= WHAT YOU NEED TO DO =
Return the lines below that carry the word "period".

━━ INPUT

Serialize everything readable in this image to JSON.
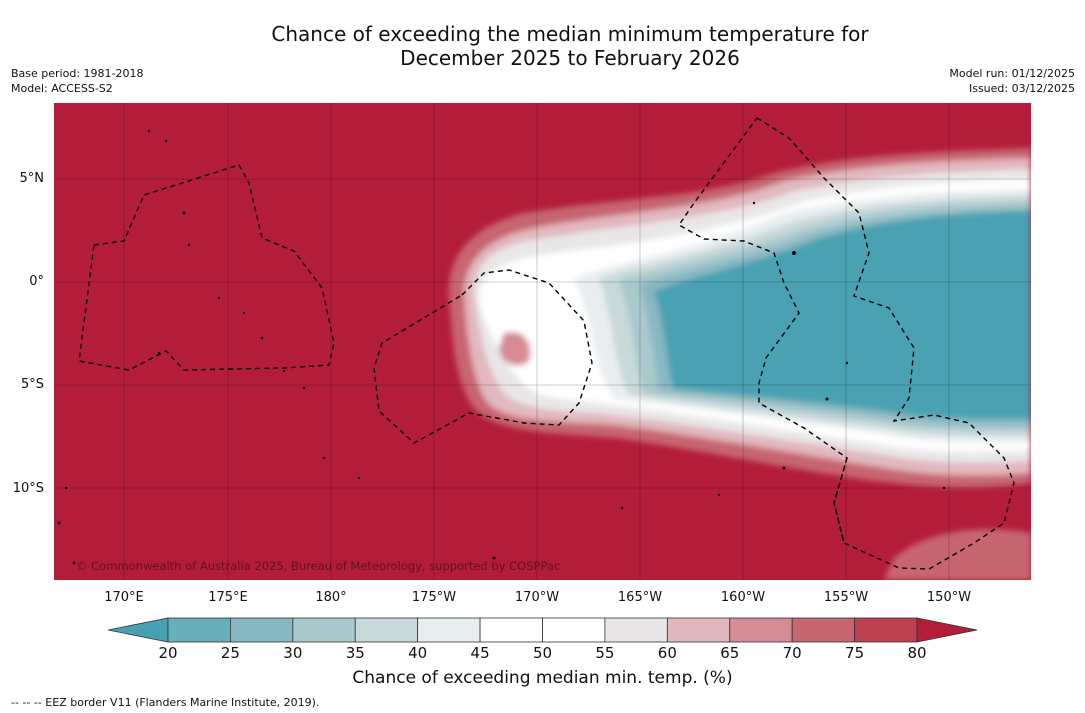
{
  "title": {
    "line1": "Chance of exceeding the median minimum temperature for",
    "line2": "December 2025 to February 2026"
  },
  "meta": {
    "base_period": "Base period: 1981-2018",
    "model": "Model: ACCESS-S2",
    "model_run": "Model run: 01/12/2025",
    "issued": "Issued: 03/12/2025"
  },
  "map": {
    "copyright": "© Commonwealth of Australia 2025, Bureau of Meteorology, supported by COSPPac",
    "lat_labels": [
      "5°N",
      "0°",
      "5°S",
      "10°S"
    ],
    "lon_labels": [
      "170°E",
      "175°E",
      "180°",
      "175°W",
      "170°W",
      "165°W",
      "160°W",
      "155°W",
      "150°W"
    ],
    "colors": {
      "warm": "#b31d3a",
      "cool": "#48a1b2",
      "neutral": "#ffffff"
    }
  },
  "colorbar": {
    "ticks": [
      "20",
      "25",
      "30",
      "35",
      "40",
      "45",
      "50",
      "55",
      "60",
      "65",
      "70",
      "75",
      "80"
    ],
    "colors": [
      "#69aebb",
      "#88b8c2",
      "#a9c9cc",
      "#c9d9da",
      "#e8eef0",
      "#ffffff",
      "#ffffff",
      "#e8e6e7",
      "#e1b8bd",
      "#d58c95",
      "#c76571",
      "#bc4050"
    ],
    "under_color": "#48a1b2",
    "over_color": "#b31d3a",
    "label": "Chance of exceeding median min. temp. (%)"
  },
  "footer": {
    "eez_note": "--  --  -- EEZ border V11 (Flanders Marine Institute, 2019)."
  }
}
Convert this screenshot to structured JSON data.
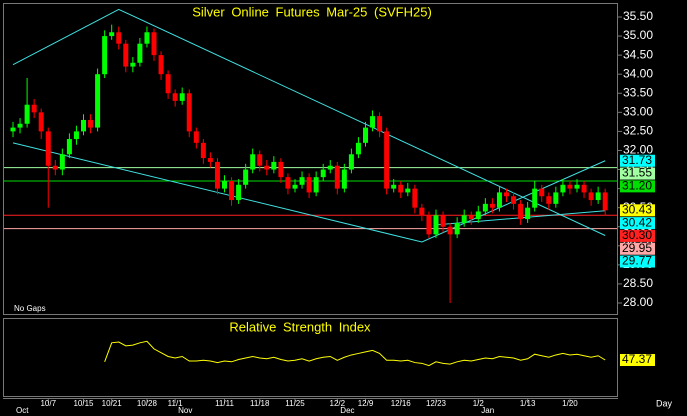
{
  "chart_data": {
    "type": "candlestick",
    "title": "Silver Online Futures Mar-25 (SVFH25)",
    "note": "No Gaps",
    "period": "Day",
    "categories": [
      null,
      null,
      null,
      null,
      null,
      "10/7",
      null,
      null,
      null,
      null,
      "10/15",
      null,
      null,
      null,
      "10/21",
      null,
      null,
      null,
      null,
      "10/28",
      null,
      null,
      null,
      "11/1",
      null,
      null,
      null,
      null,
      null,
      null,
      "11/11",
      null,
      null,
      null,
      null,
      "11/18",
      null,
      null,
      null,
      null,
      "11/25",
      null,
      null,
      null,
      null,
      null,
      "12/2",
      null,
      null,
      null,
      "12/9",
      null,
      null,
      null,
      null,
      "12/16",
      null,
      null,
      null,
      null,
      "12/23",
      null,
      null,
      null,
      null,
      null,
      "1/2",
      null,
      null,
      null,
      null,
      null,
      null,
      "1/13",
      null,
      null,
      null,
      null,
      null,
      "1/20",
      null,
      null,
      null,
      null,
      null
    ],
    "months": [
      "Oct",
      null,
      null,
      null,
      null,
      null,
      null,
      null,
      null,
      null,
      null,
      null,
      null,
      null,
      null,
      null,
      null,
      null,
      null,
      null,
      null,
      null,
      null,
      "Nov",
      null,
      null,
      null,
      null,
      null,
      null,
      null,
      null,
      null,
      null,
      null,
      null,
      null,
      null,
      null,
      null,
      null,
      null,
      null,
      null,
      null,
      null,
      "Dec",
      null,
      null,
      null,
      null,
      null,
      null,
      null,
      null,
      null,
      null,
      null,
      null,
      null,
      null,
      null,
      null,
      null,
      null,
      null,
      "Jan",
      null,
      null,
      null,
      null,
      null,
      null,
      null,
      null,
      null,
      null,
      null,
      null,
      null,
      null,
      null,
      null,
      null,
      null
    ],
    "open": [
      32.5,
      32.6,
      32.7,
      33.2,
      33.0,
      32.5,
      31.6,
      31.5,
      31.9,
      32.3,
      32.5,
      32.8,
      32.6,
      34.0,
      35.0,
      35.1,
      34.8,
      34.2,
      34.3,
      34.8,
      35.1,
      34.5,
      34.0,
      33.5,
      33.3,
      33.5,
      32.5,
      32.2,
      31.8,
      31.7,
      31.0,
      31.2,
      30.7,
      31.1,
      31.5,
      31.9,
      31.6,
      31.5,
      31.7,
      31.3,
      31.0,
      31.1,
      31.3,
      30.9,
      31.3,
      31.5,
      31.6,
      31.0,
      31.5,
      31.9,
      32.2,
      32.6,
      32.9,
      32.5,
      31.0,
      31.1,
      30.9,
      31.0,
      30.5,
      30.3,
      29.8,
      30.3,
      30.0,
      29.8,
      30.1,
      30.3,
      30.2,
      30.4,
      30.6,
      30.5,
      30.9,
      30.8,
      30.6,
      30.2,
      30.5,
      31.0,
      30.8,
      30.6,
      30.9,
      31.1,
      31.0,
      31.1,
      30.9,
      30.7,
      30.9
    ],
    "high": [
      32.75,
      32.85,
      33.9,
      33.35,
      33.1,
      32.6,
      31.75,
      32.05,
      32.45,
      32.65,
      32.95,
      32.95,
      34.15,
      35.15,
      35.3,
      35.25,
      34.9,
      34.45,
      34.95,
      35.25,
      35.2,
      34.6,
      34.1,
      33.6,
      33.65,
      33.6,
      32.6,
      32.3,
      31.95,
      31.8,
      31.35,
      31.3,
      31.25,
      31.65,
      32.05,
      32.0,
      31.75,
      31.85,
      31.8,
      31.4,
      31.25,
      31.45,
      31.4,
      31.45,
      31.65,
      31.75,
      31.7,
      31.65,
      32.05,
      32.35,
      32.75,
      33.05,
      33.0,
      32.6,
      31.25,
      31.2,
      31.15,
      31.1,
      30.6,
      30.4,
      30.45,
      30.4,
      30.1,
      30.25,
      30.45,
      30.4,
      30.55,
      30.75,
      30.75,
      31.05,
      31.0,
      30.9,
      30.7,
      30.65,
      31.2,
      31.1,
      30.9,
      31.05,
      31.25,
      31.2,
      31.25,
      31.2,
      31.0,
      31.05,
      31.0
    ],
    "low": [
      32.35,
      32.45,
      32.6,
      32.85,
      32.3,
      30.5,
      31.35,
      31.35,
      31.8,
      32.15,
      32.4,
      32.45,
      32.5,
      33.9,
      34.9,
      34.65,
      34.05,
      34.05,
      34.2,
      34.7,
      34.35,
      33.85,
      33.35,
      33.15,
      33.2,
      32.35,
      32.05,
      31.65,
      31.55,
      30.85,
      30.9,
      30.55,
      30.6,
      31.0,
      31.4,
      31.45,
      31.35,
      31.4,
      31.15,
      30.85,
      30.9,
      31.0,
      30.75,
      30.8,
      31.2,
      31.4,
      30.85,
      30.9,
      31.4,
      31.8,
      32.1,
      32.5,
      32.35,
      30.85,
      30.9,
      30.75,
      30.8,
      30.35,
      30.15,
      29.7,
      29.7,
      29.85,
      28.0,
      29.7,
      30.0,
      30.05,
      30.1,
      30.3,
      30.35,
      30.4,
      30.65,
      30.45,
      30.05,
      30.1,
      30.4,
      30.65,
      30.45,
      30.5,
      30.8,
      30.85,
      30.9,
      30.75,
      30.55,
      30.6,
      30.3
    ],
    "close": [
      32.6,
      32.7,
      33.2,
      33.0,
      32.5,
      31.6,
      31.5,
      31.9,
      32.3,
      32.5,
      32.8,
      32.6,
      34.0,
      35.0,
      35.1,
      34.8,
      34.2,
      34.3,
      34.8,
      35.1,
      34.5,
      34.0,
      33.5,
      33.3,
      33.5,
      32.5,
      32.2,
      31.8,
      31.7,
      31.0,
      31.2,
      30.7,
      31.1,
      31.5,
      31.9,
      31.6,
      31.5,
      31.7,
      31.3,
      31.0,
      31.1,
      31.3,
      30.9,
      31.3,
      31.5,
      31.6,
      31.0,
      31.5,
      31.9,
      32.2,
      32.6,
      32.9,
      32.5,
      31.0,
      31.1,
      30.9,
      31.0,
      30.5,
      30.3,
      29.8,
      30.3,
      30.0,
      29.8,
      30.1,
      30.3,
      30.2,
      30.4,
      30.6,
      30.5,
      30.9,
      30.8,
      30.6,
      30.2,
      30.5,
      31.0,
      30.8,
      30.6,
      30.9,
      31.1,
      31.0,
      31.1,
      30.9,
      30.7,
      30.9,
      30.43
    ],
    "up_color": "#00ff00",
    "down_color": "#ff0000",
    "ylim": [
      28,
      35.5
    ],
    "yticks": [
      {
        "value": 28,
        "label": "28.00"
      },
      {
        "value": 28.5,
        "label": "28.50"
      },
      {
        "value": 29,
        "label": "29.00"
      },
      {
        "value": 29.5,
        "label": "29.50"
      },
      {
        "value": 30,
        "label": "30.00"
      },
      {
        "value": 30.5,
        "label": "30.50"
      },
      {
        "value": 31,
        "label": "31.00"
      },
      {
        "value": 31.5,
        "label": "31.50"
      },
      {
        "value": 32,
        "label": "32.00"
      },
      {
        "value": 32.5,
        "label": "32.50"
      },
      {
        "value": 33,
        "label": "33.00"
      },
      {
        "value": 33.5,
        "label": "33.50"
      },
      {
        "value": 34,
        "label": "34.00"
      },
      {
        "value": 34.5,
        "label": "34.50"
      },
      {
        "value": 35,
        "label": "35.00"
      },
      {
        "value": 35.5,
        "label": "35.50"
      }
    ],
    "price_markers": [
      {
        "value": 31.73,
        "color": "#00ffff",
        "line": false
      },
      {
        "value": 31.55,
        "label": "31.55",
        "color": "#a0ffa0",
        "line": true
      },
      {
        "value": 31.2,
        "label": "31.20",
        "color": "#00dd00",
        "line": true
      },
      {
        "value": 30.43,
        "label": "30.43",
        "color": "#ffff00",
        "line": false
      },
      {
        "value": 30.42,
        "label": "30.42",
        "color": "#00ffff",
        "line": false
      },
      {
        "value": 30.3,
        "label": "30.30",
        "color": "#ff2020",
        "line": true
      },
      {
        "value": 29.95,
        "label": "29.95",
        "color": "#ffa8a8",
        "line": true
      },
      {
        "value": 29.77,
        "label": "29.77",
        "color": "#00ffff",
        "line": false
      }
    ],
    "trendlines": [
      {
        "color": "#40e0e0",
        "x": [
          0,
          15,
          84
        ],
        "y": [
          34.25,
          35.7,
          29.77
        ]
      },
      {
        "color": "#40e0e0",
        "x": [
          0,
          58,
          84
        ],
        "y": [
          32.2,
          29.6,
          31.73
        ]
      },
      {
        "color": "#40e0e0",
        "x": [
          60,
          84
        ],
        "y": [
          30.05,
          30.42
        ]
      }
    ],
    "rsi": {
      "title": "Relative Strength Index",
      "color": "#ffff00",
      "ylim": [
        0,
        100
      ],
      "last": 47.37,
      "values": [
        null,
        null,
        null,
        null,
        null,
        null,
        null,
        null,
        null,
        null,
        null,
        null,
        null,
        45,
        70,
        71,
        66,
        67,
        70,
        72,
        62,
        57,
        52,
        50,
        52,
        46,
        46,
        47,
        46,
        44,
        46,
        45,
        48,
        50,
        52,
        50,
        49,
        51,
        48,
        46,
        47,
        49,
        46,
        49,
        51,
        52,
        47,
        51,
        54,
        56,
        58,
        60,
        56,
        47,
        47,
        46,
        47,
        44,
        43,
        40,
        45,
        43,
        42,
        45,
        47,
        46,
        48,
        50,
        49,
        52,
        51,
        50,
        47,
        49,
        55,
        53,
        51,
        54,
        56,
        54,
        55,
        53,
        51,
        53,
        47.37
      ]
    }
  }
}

━━━━

= EXERCISE SOLUTION =
    "base_period": "Base period: 1981-2018",
    "period": "Day",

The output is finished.